(Records excerpted from a collection)
** START **

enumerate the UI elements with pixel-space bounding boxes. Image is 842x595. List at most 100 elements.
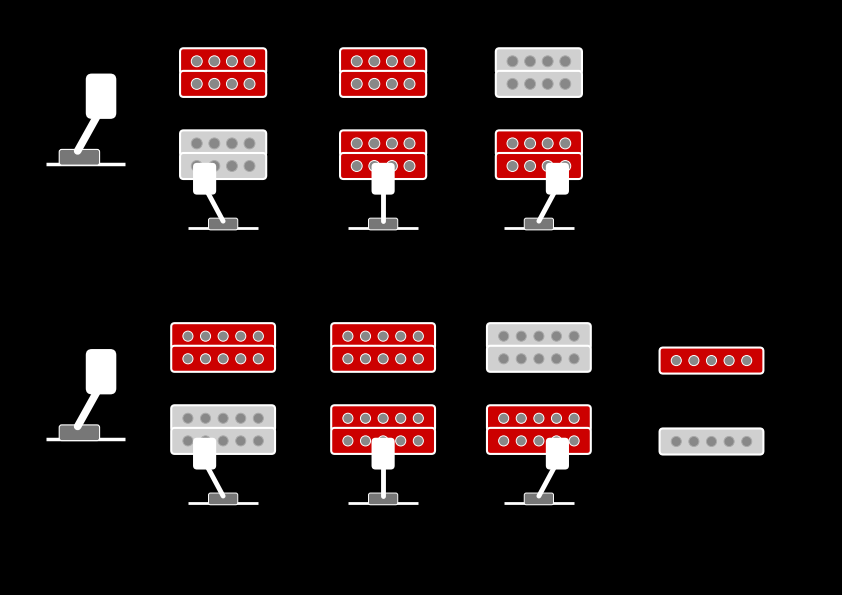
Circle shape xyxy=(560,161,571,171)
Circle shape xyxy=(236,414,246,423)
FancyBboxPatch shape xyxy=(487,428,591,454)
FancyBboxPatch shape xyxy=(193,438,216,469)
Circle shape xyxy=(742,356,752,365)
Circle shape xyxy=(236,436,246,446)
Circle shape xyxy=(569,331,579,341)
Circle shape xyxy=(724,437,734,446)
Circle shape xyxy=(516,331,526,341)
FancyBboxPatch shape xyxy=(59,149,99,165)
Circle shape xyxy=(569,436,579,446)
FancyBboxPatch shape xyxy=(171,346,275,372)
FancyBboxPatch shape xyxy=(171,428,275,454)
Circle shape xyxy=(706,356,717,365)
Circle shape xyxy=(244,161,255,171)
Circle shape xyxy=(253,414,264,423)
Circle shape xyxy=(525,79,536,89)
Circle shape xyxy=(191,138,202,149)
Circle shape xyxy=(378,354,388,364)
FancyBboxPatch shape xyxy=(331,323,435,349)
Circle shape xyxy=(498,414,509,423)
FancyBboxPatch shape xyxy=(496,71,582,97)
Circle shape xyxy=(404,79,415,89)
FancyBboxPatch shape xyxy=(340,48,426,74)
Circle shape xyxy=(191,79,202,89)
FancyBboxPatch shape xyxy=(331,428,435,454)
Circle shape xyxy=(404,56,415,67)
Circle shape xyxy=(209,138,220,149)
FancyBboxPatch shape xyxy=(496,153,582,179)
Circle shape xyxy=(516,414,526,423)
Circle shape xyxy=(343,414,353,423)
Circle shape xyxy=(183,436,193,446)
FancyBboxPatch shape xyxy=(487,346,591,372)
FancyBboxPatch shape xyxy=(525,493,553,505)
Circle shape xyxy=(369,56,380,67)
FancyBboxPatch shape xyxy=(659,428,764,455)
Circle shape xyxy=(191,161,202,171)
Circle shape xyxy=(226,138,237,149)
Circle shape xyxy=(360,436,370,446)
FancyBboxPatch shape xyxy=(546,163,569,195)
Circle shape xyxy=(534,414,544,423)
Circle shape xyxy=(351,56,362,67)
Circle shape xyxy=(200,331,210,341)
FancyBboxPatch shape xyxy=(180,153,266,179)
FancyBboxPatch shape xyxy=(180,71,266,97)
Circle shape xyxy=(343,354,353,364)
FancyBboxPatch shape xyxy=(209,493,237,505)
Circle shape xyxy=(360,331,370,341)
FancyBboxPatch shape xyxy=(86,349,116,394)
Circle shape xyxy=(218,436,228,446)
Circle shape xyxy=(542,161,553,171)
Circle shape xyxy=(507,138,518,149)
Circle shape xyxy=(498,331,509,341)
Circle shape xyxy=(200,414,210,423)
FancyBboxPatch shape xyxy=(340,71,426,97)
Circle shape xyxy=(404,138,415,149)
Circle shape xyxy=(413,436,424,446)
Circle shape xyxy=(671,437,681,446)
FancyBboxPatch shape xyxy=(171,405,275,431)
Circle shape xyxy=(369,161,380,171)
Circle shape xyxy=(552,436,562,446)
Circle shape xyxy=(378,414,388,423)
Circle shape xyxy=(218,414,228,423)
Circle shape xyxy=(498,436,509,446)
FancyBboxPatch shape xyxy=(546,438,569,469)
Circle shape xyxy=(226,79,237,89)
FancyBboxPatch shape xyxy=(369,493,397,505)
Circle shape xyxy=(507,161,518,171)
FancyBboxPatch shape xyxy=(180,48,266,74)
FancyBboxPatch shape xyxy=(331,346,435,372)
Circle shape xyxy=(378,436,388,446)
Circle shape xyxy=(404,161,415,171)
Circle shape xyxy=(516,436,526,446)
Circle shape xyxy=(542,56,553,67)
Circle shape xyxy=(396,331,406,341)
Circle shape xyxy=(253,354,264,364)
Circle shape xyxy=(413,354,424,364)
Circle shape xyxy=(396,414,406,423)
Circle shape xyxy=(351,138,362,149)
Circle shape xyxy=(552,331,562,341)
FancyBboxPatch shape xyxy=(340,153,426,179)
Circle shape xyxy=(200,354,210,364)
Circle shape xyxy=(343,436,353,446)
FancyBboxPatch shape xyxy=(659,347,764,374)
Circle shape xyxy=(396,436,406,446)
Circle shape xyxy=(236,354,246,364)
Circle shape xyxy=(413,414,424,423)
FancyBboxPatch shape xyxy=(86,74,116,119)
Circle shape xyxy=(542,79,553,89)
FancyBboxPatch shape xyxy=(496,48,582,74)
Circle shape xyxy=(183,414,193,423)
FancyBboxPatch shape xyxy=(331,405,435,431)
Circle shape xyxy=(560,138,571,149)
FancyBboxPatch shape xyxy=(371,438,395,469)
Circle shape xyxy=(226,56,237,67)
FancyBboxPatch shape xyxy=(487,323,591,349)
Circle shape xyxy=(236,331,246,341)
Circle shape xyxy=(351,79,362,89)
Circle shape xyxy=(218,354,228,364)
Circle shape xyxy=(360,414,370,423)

** END **

WORK TO BE COMPLETED >> Please format the stretch of the items above, from the line containing "Circle shape xyxy=(560,161,571,171)" through the line containing "Circle shape xyxy=(724,437,734,446)", as a JSON list of strings with one string per line and blank lines omitted.

EXERCISE RESULT >>
[
  "Circle shape xyxy=(560,161,571,171)",
  "Circle shape xyxy=(236,414,246,423)",
  "FancyBboxPatch shape xyxy=(487,428,591,454)",
  "FancyBboxPatch shape xyxy=(193,438,216,469)",
  "Circle shape xyxy=(742,356,752,365)",
  "Circle shape xyxy=(236,436,246,446)",
  "Circle shape xyxy=(569,331,579,341)",
  "Circle shape xyxy=(724,437,734,446)"
]